* [Work to be completed] Return the number of lines that contain the word "this", and return nothing else.

* [Data for processing]
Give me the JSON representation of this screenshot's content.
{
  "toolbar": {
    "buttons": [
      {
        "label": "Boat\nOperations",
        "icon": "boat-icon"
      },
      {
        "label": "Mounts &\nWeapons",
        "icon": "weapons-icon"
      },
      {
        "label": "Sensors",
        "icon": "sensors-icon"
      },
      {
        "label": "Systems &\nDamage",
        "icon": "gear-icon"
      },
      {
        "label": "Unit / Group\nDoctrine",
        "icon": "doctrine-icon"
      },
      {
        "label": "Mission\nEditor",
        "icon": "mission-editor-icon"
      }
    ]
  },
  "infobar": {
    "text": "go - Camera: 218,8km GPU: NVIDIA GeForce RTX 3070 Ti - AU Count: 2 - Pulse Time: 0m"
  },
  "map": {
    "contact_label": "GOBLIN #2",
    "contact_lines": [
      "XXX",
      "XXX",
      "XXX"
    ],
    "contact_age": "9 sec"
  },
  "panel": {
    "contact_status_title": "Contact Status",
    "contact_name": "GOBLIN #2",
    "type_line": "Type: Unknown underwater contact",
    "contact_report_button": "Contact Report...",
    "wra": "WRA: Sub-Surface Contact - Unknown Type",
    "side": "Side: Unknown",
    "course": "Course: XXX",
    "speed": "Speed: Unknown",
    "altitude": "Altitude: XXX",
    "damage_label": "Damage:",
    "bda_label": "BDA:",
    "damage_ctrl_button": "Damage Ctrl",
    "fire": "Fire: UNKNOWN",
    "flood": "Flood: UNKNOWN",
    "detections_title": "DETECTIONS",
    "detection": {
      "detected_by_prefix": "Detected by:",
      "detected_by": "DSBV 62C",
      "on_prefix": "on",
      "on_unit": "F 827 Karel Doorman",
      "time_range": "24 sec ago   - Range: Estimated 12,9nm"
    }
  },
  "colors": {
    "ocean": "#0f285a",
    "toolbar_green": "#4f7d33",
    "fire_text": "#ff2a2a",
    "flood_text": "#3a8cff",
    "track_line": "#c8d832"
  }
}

--

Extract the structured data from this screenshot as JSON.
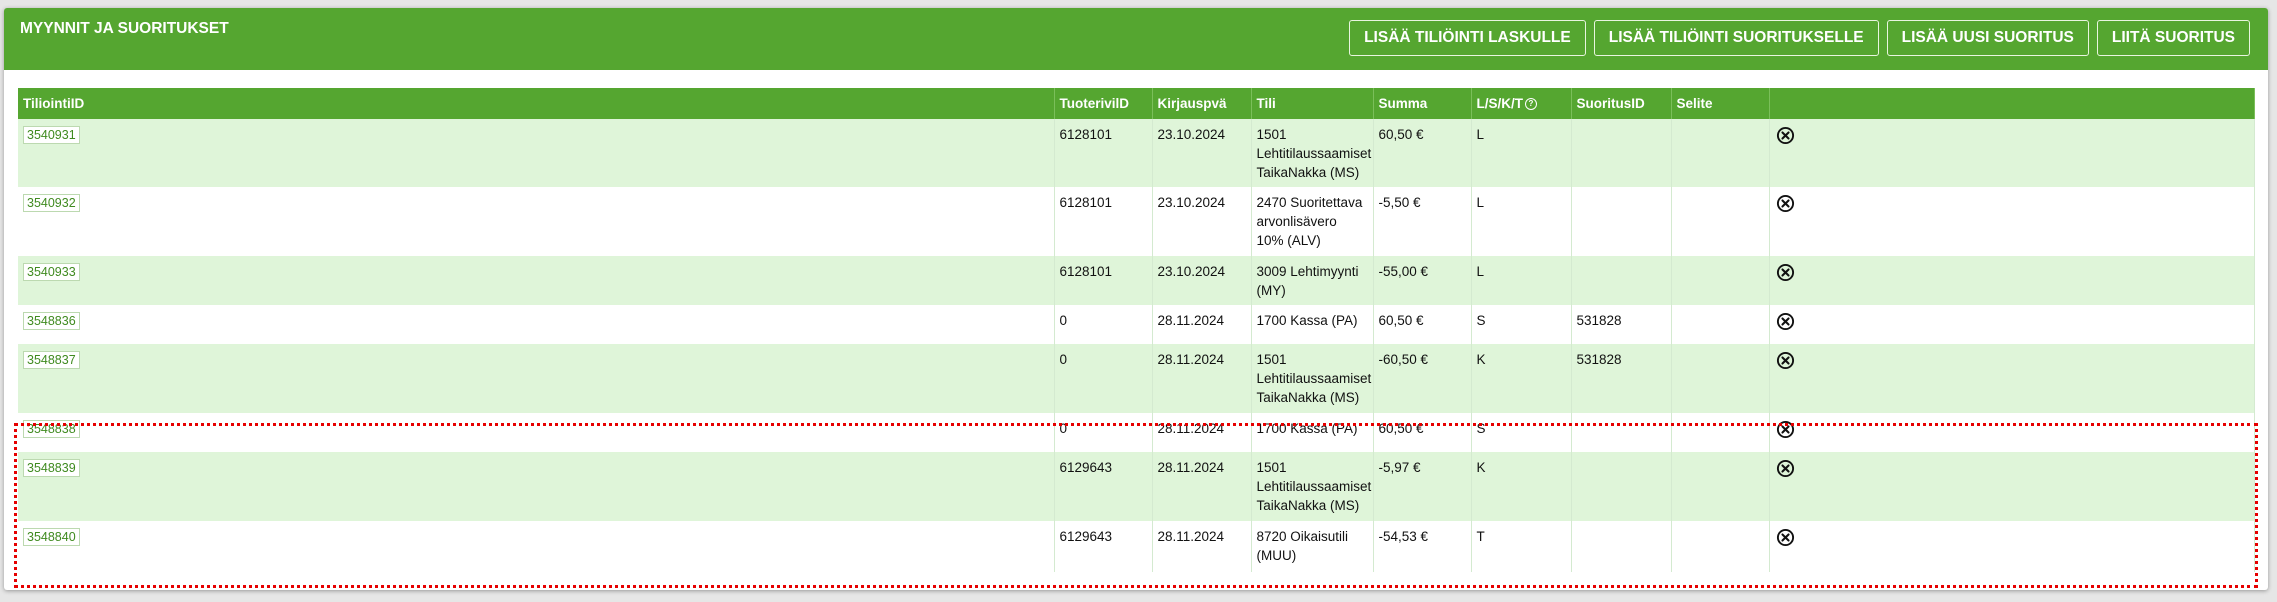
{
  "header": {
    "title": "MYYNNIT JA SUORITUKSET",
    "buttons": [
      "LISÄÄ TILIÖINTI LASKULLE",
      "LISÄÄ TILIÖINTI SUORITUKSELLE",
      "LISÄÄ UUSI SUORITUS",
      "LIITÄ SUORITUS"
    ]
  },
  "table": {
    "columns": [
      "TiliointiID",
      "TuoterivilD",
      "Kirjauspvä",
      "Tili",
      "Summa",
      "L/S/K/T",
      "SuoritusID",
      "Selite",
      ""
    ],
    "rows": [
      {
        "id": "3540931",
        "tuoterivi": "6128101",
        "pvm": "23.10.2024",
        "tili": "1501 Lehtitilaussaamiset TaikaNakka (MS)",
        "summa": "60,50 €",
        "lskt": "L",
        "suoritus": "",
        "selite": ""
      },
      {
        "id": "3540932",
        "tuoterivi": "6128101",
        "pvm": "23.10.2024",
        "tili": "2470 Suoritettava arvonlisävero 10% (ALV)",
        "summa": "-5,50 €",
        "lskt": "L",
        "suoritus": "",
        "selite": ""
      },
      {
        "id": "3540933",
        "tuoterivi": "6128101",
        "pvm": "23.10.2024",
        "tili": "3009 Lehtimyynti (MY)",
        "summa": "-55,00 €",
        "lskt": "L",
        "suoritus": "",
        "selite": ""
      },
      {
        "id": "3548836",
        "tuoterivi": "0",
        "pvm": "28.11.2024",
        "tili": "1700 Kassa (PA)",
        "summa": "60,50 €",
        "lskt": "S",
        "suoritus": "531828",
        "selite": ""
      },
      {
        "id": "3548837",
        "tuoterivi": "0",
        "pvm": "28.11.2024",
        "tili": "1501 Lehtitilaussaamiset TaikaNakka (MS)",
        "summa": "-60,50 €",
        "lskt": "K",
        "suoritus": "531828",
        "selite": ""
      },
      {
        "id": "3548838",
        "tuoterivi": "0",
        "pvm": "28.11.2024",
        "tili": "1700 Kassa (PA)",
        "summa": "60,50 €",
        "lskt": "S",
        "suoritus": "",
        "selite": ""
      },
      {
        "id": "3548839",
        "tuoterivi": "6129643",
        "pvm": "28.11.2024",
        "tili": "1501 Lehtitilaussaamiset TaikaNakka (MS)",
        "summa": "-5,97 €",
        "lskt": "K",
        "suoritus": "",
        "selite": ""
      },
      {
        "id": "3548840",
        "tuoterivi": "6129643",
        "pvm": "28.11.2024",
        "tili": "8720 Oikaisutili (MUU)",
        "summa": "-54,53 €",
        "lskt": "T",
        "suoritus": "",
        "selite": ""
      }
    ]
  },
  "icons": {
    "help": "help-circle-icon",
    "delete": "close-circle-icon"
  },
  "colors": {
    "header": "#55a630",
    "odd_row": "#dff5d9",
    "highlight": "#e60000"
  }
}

---

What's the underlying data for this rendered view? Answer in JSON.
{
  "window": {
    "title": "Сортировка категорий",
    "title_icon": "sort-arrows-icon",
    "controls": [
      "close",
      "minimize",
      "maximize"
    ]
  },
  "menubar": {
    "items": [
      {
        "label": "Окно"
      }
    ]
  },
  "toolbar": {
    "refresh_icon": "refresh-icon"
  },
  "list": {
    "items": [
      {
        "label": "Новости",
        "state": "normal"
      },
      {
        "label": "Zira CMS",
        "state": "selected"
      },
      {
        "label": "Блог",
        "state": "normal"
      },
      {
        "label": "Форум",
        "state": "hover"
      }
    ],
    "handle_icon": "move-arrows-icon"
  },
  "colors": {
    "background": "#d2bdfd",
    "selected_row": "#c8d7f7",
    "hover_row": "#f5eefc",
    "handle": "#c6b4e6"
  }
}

* [Problem solution] 3